:: Task to carry out ::
Copy every line of the data that includes the string "lobule".

:: Data listing ::
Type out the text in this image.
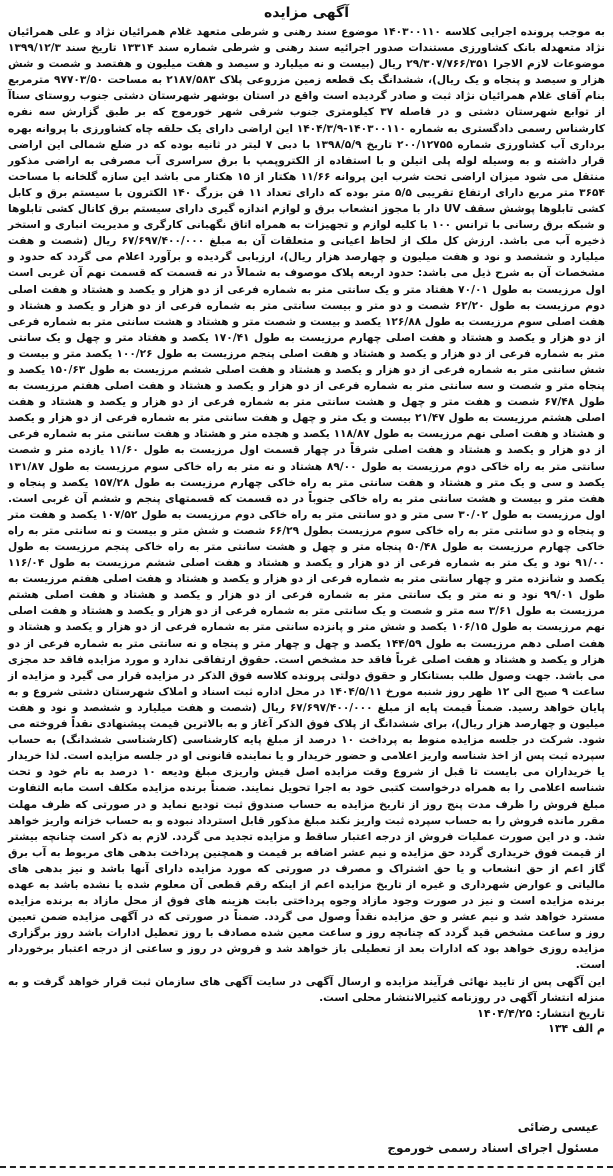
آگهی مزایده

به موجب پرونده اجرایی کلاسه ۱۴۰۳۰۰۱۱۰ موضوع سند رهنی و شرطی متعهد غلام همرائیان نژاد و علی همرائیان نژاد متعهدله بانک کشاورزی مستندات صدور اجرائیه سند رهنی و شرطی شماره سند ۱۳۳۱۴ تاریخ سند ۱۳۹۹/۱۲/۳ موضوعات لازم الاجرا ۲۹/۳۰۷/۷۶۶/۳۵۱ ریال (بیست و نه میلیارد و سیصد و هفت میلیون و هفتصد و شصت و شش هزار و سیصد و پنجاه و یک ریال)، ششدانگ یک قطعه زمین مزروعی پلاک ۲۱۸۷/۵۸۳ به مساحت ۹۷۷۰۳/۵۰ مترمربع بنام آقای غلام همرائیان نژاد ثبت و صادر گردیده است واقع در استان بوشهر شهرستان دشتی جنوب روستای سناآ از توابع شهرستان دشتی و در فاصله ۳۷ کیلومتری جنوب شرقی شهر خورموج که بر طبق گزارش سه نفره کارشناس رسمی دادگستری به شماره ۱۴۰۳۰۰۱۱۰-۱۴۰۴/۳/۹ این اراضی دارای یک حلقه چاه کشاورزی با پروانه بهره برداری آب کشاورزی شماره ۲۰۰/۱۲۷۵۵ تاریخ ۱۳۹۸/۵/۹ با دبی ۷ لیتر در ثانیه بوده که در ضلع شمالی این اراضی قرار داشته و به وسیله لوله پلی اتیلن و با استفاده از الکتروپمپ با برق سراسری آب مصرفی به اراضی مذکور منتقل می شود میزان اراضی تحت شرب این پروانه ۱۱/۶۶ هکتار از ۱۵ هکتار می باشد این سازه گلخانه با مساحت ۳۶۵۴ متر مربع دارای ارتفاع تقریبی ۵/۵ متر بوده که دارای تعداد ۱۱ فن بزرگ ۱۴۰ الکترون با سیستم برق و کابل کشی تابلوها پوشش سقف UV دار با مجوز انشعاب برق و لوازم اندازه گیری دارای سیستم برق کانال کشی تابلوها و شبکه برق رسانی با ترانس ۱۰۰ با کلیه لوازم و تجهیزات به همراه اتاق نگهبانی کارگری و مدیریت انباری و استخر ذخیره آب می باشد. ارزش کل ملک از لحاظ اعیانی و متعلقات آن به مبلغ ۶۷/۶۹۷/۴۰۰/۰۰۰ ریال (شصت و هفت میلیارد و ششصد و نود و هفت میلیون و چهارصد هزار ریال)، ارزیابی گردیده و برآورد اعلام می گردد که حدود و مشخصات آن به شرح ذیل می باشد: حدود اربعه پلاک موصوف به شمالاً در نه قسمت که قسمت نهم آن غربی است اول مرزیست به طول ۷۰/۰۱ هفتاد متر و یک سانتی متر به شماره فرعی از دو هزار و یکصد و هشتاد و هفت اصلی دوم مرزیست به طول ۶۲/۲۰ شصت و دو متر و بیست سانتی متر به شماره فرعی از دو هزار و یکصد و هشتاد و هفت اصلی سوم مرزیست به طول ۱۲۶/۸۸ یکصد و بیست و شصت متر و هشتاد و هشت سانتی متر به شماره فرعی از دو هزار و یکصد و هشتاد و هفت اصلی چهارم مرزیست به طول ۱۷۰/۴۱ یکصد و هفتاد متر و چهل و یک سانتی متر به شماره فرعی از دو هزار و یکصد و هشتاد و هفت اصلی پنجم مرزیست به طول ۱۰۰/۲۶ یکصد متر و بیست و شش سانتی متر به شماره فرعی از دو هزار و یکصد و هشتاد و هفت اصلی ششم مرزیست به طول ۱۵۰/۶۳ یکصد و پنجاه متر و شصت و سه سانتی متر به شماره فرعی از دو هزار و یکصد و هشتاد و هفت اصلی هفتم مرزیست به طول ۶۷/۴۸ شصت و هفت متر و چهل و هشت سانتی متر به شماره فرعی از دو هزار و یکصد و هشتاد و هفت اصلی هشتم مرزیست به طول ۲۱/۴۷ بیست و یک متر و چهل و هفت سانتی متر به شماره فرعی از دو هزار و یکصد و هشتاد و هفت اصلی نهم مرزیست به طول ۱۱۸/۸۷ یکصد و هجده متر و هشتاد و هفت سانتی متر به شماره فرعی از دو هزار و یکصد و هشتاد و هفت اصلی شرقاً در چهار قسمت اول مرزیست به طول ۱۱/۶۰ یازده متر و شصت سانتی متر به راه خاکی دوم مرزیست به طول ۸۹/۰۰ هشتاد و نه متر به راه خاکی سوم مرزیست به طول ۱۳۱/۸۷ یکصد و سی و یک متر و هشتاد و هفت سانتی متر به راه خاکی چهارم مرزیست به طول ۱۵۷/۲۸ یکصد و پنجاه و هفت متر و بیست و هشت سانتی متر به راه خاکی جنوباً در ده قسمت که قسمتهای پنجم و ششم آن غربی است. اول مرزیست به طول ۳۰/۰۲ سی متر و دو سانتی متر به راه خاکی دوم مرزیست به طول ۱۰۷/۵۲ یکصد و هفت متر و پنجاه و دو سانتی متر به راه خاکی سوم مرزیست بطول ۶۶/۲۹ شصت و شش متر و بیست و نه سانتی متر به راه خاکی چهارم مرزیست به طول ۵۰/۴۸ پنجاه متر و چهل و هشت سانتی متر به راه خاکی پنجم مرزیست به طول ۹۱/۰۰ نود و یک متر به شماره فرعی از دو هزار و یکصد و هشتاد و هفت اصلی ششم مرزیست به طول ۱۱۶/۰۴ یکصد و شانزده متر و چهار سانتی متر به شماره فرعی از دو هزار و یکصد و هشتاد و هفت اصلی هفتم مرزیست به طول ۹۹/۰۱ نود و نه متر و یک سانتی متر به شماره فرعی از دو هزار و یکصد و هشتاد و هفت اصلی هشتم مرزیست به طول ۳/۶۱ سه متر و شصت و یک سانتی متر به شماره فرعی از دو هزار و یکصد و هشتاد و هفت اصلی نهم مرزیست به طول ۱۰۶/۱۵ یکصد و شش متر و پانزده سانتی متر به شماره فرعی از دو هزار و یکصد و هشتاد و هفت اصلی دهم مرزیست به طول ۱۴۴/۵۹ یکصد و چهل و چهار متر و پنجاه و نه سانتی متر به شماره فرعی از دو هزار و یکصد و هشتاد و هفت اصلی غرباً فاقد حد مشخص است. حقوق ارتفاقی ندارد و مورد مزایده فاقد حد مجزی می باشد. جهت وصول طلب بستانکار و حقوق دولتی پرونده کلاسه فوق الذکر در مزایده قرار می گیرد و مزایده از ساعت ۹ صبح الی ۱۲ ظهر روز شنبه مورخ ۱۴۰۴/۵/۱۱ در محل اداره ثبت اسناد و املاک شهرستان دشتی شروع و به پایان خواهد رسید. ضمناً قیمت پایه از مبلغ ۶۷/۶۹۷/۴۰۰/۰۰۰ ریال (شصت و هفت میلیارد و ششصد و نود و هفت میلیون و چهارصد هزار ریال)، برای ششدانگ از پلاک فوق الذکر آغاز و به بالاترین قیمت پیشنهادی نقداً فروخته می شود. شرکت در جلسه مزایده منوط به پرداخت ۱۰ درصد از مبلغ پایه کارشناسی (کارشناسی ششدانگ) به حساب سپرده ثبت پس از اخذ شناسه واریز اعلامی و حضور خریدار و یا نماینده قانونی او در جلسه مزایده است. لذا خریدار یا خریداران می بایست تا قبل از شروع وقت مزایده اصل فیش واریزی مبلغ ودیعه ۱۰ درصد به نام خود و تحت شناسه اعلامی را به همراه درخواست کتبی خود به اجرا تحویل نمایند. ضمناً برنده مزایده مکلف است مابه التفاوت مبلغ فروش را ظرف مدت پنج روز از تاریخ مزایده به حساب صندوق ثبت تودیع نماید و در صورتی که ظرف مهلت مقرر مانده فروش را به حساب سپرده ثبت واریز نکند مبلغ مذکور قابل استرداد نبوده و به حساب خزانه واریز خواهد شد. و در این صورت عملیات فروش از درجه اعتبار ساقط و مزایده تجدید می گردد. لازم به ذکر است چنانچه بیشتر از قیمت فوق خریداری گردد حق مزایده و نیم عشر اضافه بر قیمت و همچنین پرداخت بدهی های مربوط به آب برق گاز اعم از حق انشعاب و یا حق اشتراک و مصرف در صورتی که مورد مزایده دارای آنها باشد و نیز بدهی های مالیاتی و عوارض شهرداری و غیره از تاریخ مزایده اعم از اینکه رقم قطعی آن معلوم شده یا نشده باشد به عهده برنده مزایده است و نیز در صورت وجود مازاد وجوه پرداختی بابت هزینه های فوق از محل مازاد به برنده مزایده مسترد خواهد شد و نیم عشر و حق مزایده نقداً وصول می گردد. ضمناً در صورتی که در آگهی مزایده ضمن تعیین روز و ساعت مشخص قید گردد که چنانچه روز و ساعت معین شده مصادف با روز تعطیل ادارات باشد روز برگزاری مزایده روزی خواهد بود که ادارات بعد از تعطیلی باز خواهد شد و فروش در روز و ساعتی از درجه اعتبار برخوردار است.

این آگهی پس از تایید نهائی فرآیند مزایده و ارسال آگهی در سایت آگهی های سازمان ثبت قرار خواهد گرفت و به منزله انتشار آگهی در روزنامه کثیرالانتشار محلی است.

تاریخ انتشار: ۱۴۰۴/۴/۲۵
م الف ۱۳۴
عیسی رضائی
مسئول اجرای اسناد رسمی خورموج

--

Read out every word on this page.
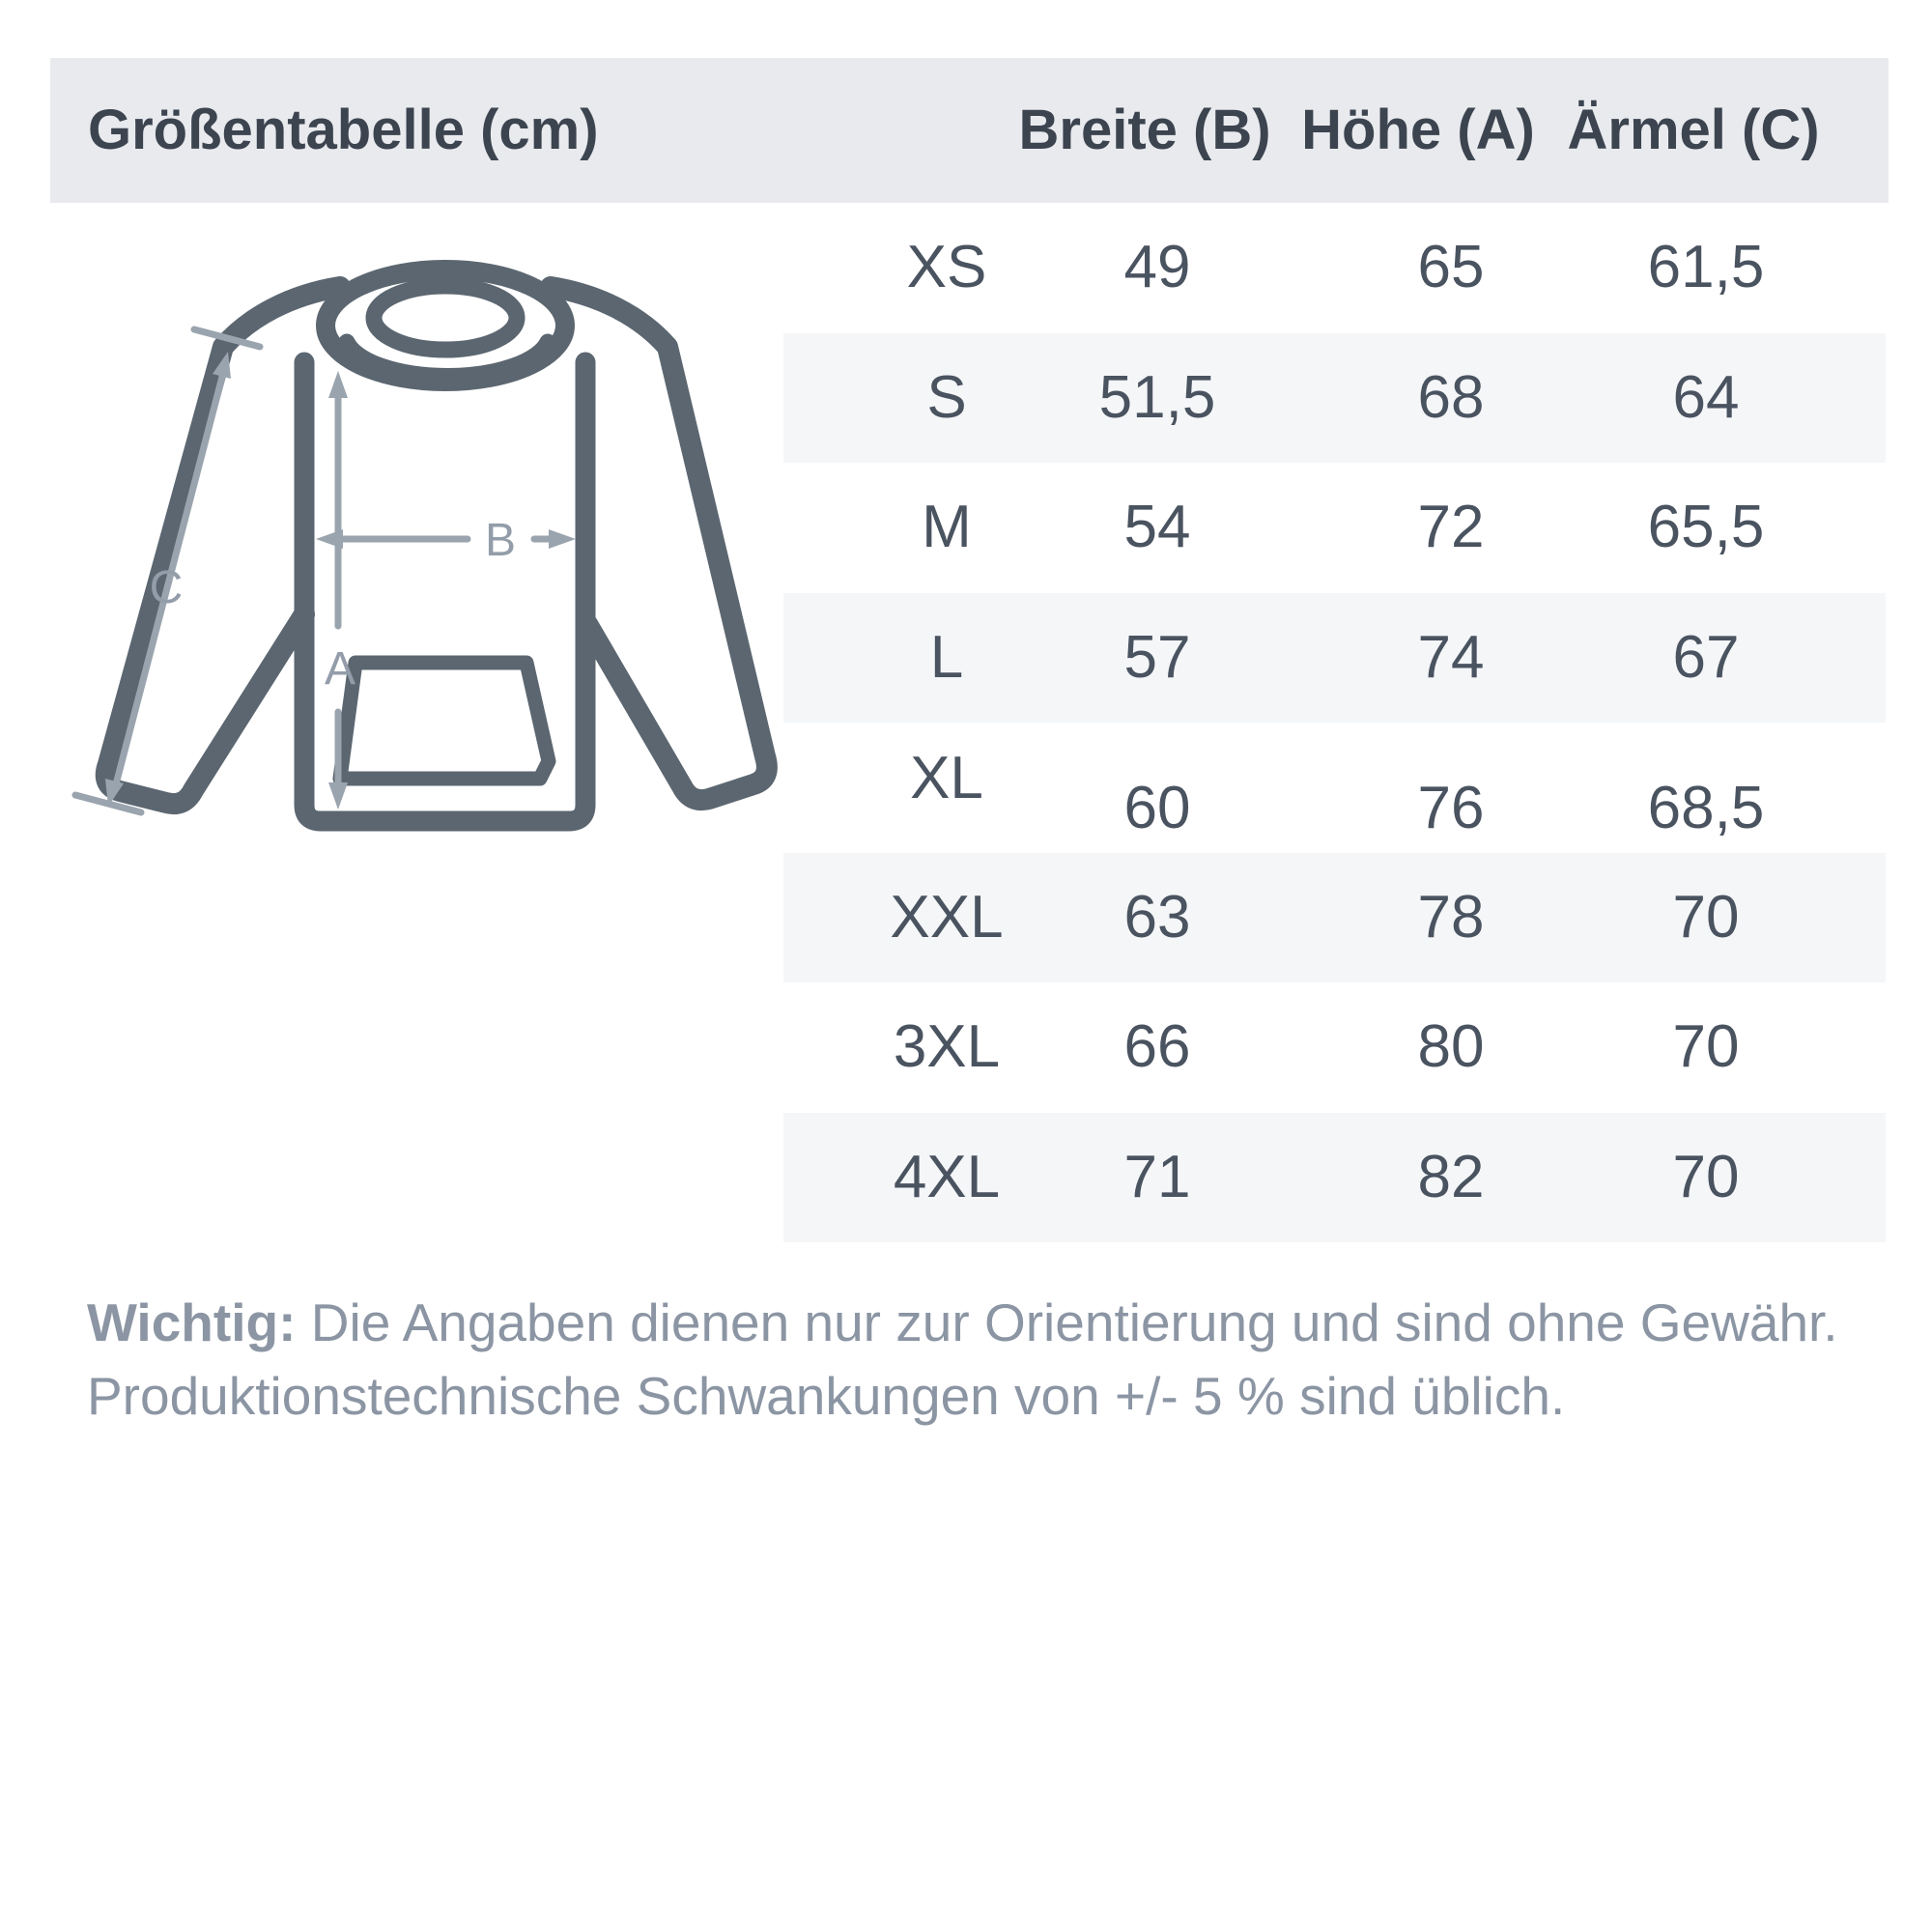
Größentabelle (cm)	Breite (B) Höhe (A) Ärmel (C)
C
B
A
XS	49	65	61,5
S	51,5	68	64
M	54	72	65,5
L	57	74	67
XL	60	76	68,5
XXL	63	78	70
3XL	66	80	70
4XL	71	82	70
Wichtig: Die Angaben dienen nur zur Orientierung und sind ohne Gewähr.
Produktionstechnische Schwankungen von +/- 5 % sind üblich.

...

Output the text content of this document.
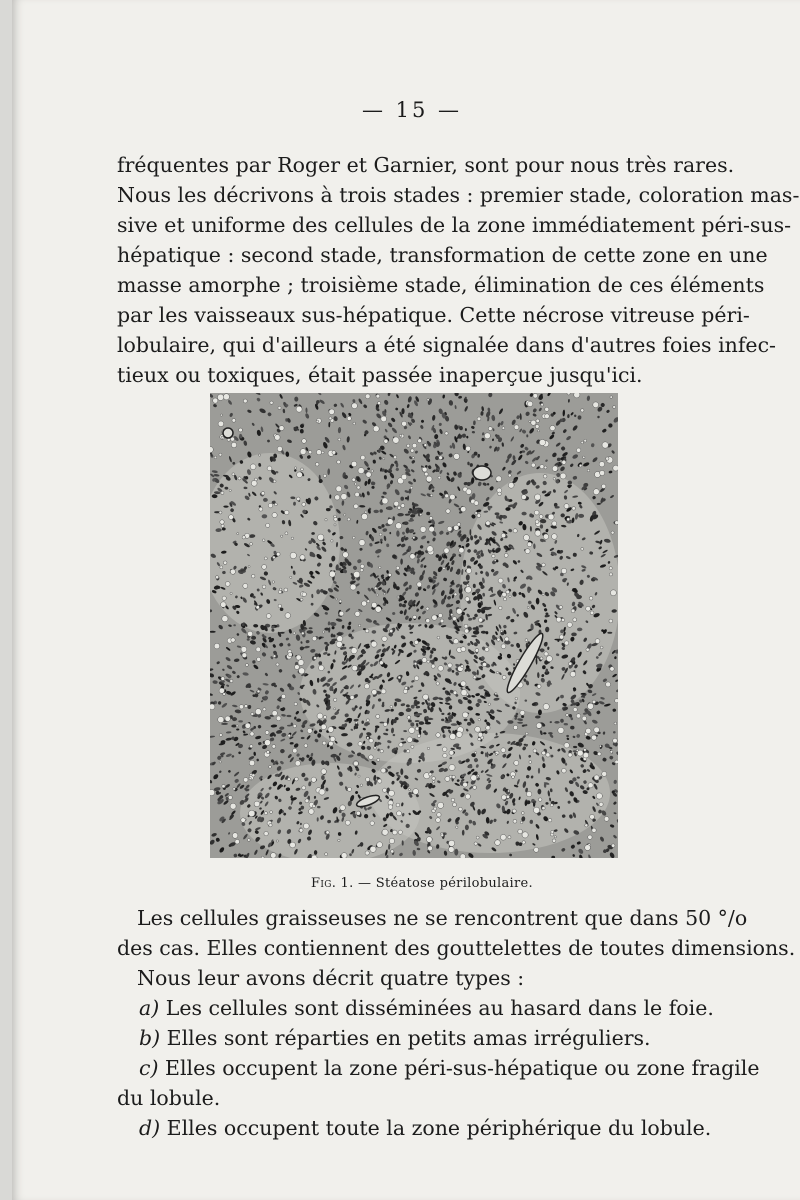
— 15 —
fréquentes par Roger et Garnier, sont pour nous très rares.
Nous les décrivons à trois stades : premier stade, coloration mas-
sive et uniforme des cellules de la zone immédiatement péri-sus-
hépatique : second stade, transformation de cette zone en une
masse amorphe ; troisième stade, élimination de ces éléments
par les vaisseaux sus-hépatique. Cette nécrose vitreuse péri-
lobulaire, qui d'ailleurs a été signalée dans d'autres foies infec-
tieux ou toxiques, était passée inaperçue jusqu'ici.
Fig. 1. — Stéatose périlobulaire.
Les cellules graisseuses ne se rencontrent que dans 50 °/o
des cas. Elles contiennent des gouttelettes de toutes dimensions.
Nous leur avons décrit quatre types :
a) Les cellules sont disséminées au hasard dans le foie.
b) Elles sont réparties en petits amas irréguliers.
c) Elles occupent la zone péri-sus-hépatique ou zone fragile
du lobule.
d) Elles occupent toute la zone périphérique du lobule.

:: Correct output ::
du lobule.
d) Elles occupent toute la zone périphérique du lobule.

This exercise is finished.